**Exercise goal**
Tally the lines holding the word "text" and state the count by itself.

··· Stored records ···

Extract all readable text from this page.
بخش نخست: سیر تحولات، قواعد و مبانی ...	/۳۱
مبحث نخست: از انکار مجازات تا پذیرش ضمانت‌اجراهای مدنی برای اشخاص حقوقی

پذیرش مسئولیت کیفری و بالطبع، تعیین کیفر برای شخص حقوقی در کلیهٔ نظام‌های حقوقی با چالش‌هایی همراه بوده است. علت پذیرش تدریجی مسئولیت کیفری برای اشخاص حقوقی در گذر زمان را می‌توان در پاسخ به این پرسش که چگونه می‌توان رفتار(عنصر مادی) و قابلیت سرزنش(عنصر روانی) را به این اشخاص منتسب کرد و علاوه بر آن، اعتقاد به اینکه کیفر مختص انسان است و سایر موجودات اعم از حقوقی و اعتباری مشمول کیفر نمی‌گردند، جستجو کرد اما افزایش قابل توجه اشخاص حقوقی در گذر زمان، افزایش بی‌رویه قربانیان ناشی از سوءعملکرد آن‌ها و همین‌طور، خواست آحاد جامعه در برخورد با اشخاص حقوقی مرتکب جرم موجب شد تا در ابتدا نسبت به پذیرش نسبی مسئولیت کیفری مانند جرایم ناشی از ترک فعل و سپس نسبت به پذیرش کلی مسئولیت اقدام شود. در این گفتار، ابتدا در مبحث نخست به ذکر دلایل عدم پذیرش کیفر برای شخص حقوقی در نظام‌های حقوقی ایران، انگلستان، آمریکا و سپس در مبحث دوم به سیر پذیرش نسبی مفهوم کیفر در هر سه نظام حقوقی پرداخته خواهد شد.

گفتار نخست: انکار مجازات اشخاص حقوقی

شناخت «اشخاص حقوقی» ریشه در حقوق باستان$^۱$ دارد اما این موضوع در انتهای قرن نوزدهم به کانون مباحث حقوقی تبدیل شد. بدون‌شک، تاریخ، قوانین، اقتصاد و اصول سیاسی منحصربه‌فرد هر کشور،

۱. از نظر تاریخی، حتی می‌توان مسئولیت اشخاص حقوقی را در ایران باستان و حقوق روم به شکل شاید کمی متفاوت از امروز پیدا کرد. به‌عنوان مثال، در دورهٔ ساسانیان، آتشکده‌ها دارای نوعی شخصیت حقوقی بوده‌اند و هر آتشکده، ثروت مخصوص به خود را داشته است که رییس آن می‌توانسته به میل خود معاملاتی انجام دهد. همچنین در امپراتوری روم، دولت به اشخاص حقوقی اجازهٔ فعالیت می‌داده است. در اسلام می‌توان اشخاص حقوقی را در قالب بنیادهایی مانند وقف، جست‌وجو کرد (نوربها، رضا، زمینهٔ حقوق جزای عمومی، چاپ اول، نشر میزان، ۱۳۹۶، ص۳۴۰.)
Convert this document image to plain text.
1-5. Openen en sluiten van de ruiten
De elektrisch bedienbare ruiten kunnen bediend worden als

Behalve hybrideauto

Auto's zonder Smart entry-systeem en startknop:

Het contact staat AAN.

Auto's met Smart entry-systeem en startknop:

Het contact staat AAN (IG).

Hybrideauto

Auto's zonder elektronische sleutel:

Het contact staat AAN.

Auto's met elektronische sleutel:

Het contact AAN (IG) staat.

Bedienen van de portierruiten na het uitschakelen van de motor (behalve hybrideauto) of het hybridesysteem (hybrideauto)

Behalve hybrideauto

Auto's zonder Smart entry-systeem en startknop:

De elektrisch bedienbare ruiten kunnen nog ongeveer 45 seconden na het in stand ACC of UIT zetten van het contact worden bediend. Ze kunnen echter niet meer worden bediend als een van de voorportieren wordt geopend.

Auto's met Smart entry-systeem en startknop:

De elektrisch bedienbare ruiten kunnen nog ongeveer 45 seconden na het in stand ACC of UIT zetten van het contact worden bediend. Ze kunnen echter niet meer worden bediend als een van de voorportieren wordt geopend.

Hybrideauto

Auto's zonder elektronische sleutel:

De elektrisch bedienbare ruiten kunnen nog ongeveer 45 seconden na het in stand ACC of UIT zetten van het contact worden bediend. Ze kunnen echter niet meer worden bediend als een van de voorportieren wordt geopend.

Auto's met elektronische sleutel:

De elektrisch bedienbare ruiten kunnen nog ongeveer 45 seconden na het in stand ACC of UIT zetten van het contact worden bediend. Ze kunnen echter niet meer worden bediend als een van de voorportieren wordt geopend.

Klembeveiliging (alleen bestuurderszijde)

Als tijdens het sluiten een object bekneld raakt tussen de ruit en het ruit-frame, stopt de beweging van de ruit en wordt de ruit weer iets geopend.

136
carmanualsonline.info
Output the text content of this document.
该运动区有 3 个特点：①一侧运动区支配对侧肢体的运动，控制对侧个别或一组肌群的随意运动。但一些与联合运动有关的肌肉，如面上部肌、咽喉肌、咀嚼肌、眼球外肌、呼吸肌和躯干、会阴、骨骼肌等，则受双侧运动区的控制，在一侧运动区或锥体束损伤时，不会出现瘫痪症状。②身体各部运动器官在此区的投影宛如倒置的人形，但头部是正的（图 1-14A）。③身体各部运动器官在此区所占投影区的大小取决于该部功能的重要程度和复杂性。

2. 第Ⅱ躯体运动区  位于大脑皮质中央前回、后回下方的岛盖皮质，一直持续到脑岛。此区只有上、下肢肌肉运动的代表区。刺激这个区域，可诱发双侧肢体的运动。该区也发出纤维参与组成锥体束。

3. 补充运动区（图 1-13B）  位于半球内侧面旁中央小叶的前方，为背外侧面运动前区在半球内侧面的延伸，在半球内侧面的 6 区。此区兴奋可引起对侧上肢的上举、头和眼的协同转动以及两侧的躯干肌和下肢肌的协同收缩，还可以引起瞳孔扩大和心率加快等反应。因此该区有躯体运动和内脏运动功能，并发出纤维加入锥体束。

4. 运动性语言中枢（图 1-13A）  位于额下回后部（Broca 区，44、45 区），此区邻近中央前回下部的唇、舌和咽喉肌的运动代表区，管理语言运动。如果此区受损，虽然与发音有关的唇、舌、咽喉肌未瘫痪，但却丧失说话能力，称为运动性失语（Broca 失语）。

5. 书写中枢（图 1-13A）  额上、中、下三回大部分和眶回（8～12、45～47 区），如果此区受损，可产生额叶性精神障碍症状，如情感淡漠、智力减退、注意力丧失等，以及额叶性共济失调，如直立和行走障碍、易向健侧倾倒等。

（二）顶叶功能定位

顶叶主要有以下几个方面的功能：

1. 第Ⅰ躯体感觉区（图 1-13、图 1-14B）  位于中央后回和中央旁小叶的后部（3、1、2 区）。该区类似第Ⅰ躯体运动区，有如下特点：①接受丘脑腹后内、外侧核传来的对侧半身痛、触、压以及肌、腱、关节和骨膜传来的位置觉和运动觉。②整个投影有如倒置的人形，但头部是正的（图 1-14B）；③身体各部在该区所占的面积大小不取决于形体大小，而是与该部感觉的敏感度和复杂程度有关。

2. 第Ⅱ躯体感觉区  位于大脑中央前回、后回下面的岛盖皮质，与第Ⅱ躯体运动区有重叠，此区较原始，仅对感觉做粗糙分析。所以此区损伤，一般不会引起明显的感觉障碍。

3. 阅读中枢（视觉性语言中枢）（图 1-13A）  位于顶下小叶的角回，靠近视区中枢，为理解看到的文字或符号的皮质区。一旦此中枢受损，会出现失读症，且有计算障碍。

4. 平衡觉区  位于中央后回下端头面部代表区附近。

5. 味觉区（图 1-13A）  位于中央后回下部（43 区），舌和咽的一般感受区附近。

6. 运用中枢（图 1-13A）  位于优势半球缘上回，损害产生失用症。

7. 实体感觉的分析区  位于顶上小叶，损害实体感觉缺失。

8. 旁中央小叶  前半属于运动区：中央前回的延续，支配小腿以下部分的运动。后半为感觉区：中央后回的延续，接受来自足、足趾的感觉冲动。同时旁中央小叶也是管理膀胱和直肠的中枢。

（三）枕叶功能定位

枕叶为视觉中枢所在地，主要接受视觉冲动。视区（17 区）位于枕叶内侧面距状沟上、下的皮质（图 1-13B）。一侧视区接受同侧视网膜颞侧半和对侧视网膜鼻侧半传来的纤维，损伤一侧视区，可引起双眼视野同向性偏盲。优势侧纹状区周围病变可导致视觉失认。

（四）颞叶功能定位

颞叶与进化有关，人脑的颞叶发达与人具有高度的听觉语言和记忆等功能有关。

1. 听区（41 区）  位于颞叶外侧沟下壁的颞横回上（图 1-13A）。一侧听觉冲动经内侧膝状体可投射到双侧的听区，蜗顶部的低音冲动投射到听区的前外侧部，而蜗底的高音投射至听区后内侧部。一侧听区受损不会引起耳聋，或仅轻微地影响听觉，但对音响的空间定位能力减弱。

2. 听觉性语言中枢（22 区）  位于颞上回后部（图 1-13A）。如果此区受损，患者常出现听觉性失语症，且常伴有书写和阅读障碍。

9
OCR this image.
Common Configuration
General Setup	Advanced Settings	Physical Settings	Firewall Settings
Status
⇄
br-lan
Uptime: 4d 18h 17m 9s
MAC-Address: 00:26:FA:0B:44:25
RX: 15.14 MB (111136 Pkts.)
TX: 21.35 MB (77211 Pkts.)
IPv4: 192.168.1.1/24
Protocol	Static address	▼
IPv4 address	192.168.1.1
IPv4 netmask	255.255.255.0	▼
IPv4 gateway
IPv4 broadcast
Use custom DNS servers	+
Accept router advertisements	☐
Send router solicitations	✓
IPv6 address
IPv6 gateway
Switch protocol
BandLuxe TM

···

**Answer to this problem**
3